Each line that follows should be printed again exactly as it stands.

## Start

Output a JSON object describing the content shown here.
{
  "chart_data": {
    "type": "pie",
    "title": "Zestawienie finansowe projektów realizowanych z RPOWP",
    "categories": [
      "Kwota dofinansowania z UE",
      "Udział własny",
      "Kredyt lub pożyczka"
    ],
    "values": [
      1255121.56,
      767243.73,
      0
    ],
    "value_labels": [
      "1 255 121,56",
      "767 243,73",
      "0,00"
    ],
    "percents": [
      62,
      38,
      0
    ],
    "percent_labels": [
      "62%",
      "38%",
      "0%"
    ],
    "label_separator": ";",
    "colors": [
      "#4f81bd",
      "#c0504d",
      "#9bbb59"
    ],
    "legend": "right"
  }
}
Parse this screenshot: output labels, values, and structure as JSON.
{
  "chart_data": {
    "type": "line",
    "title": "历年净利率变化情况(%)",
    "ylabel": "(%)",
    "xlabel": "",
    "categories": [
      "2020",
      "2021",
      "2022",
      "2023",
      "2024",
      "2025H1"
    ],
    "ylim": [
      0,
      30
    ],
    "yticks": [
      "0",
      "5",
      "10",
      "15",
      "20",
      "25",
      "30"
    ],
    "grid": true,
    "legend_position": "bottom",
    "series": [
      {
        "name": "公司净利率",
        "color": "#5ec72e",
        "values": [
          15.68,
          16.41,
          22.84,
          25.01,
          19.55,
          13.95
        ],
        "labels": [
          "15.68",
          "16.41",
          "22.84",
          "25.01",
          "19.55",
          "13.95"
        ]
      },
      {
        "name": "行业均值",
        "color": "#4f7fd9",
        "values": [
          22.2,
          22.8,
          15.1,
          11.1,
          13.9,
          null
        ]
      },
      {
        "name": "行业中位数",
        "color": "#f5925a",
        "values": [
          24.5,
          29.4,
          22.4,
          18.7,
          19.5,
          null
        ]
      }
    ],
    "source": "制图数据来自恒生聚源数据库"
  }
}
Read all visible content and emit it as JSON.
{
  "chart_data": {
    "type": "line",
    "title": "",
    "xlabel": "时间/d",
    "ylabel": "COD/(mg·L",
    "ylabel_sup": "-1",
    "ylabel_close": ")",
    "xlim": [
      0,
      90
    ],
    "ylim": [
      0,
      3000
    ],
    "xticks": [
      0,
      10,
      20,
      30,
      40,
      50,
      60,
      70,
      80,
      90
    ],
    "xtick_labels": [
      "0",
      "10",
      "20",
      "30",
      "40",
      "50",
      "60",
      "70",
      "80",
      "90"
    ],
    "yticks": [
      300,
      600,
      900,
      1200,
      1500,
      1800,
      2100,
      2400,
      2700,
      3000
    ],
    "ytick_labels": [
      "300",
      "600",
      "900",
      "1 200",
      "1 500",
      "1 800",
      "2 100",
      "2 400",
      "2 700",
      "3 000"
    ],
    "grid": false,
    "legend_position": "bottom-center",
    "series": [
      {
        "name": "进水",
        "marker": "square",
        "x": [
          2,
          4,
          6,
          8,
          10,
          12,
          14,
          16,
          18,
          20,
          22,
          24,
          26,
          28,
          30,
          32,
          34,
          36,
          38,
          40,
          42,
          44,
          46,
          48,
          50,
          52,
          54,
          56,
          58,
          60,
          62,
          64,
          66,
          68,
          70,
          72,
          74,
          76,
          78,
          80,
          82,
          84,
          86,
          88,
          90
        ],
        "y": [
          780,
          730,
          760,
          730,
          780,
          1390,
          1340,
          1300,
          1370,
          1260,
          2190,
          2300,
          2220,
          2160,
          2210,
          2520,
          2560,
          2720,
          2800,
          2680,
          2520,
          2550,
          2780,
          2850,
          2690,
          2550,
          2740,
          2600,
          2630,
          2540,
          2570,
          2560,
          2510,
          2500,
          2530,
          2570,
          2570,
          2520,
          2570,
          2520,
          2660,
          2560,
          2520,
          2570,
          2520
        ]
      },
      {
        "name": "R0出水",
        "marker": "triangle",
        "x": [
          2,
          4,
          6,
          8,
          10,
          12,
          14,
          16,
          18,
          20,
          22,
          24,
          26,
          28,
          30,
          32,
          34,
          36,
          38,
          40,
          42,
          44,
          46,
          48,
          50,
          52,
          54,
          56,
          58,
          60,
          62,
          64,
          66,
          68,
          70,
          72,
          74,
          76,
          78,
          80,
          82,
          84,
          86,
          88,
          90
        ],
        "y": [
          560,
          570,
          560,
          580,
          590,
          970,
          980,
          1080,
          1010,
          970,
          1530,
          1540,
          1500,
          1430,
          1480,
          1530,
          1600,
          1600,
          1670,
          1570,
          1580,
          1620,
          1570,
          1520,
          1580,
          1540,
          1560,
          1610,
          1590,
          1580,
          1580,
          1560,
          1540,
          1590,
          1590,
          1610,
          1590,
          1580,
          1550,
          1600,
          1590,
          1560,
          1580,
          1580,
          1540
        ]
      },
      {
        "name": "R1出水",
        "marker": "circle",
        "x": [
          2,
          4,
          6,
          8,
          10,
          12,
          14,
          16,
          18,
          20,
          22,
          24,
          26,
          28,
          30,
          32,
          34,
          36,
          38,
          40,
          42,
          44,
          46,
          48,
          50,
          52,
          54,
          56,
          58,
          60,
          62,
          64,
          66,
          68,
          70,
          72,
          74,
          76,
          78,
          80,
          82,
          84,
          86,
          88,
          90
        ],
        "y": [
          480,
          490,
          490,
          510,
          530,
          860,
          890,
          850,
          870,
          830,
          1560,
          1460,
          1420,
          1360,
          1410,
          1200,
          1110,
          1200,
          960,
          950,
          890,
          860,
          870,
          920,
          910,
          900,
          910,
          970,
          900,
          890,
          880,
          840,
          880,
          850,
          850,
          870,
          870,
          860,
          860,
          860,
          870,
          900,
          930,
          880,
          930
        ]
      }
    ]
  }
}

## End

* **Result below**:
Output a JSON object describing the content shown here.
{
  "chart_data": {
    "type": "pie",
    "title": "Zestawienie finansowe projektów realizowanych z RPOWP",
    "categories": [
      "Kwota dofinansowania z UE",
      "Udział własny",
      "Kredyt lub pożyczka"
    ],
    "values": [
      1255121.56,
      767243.73,
      0
    ],
    "value_labels": [
      "1 255 121,56",
      "767 243,73",
      "0,00"
    ],
    "percents": [
      62,
      38,
      0
    ],
    "percent_labels": [
      "62%",
      "38%",
      "0%"
    ],
    "label_separator": ";",
    "colors": [
      "#4f81bd",
      "#c0504d",
      "#9bbb59"
    ],
    "legend": "right"
  }
}
Parse this screenshot: output labels, values, and structure as JSON.
{
  "chart_data": {
    "type": "line",
    "title": "历年净利率变化情况(%)",
    "ylabel": "(%)",
    "xlabel": "",
    "categories": [
      "2020",
      "2021",
      "2022",
      "2023",
      "2024",
      "2025H1"
    ],
    "ylim": [
      0,
      30
    ],
    "yticks": [
      "0",
      "5",
      "10",
      "15",
      "20",
      "25",
      "30"
    ],
    "grid": true,
    "legend_position": "bottom",
    "series": [
      {
        "name": "公司净利率",
        "color": "#5ec72e",
        "values": [
          15.68,
          16.41,
          22.84,
          25.01,
          19.55,
          13.95
        ],
        "labels": [
          "15.68",
          "16.41",
          "22.84",
          "25.01",
          "19.55",
          "13.95"
        ]
      },
      {
        "name": "行业均值",
        "color": "#4f7fd9",
        "values": [
          22.2,
          22.8,
          15.1,
          11.1,
          13.9,
          null
        ]
      },
      {
        "name": "行业中位数",
        "color": "#f5925a",
        "values": [
          24.5,
          29.4,
          22.4,
          18.7,
          19.5,
          null
        ]
      }
    ],
    "source": "制图数据来自恒生聚源数据库"
  }
}
Read all visible content and emit it as JSON.
{
  "chart_data": {
    "type": "line",
    "title": "",
    "xlabel": "时间/d",
    "ylabel": "COD/(mg·L",
    "ylabel_sup": "-1",
    "ylabel_close": ")",
    "xlim": [
      0,
      90
    ],
    "ylim": [
      0,
      3000
    ],
    "xticks": [
      0,
      10,
      20,
      30,
      40,
      50,
      60,
      70,
      80,
      90
    ],
    "xtick_labels": [
      "0",
      "10",
      "20",
      "30",
      "40",
      "50",
      "60",
      "70",
      "80",
      "90"
    ],
    "yticks": [
      300,
      600,
      900,
      1200,
      1500,
      1800,
      2100,
      2400,
      2700,
      3000
    ],
    "ytick_labels": [
      "300",
      "600",
      "900",
      "1 200",
      "1 500",
      "1 800",
      "2 100",
      "2 400",
      "2 700",
      "3 000"
    ],
    "grid": false,
    "legend_position": "bottom-center",
    "series": [
      {
        "name": "进水",
        "marker": "square",
        "x": [
          2,
          4,
          6,
          8,
          10,
          12,
          14,
          16,
          18,
          20,
          22,
          24,
          26,
          28,
          30,
          32,
          34,
          36,
          38,
          40,
          42,
          44,
          46,
          48,
          50,
          52,
          54,
          56,
          58,
          60,
          62,
          64,
          66,
          68,
          70,
          72,
          74,
          76,
          78,
          80,
          82,
          84,
          86,
          88,
          90
        ],
        "y": [
          780,
          730,
          760,
          730,
          780,
          1390,
          1340,
          1300,
          1370,
          1260,
          2190,
          2300,
          2220,
          2160,
          2210,
          2520,
          2560,
          2720,
          2800,
          2680,
          2520,
          2550,
          2780,
          2850,
          2690,
          2550,
          2740,
          2600,
          2630,
          2540,
          2570,
          2560,
          2510,
          2500,
          2530,
          2570,
          2570,
          2520,
          2570,
          2520,
          2660,
          2560,
          2520,
          2570,
          2520
        ]
      },
      {
        "name": "R0出水",
        "marker": "triangle",
        "x": [
          2,
          4,
          6,
          8,
          10,
          12,
          14,
          16,
          18,
          20,
          22,
          24,
          26,
          28,
          30,
          32,
          34,
          36,
          38,
          40,
          42,
          44,
          46,
          48,
          50,
          52,
          54,
          56,
          58,
          60,
          62,
          64,
          66,
          68,
          70,
          72,
          74,
          76,
          78,
          80,
          82,
          84,
          86,
          88,
          90
        ],
        "y": [
          560,
          570,
          560,
          580,
          590,
          970,
          980,
          1080,
          1010,
          970,
          1530,
          1540,
          1500,
          1430,
          1480,
          1530,
          1600,
          1600,
          1670,
          1570,
          1580,
          1620,
          1570,
          1520,
          1580,
          1540,
          1560,
          1610,
          1590,
          1580,
          1580,
          1560,
          1540,
          1590,
          1590,
          1610,
          1590,
          1580,
          1550,
          1600,
          1590,
          1560,
          1580,
          1580,
          1540
        ]
      },
      {
        "name": "R1出水",
        "marker": "circle",
        "x": [
          2,
          4,
          6,
          8,
          10,
          12,
          14,
          16,
          18,
          20,
          22,
          24,
          26,
          28,
          30,
          32,
          34,
          36,
          38,
          40,
          42,
          44,
          46,
          48,
          50,
          52,
          54,
          56,
          58,
          60,
          62,
          64,
          66,
          68,
          70,
          72,
          74,
          76,
          78,
          80,
          82,
          84,
          86,
          88,
          90
        ],
        "y": [
          480,
          490,
          490,
          510,
          530,
          860,
          890,
          850,
          870,
          830,
          1560,
          1460,
          1420,
          1360,
          1410,
          1200,
          1110,
          1200,
          960,
          950,
          890,
          860,
          870,
          920,
          910,
          900,
          910,
          970,
          900,
          890,
          880,
          840,
          880,
          850,
          850,
          870,
          870,
          860,
          860,
          860,
          870,
          900,
          930,
          880,
          930
        ]
      }
    ]
  }
}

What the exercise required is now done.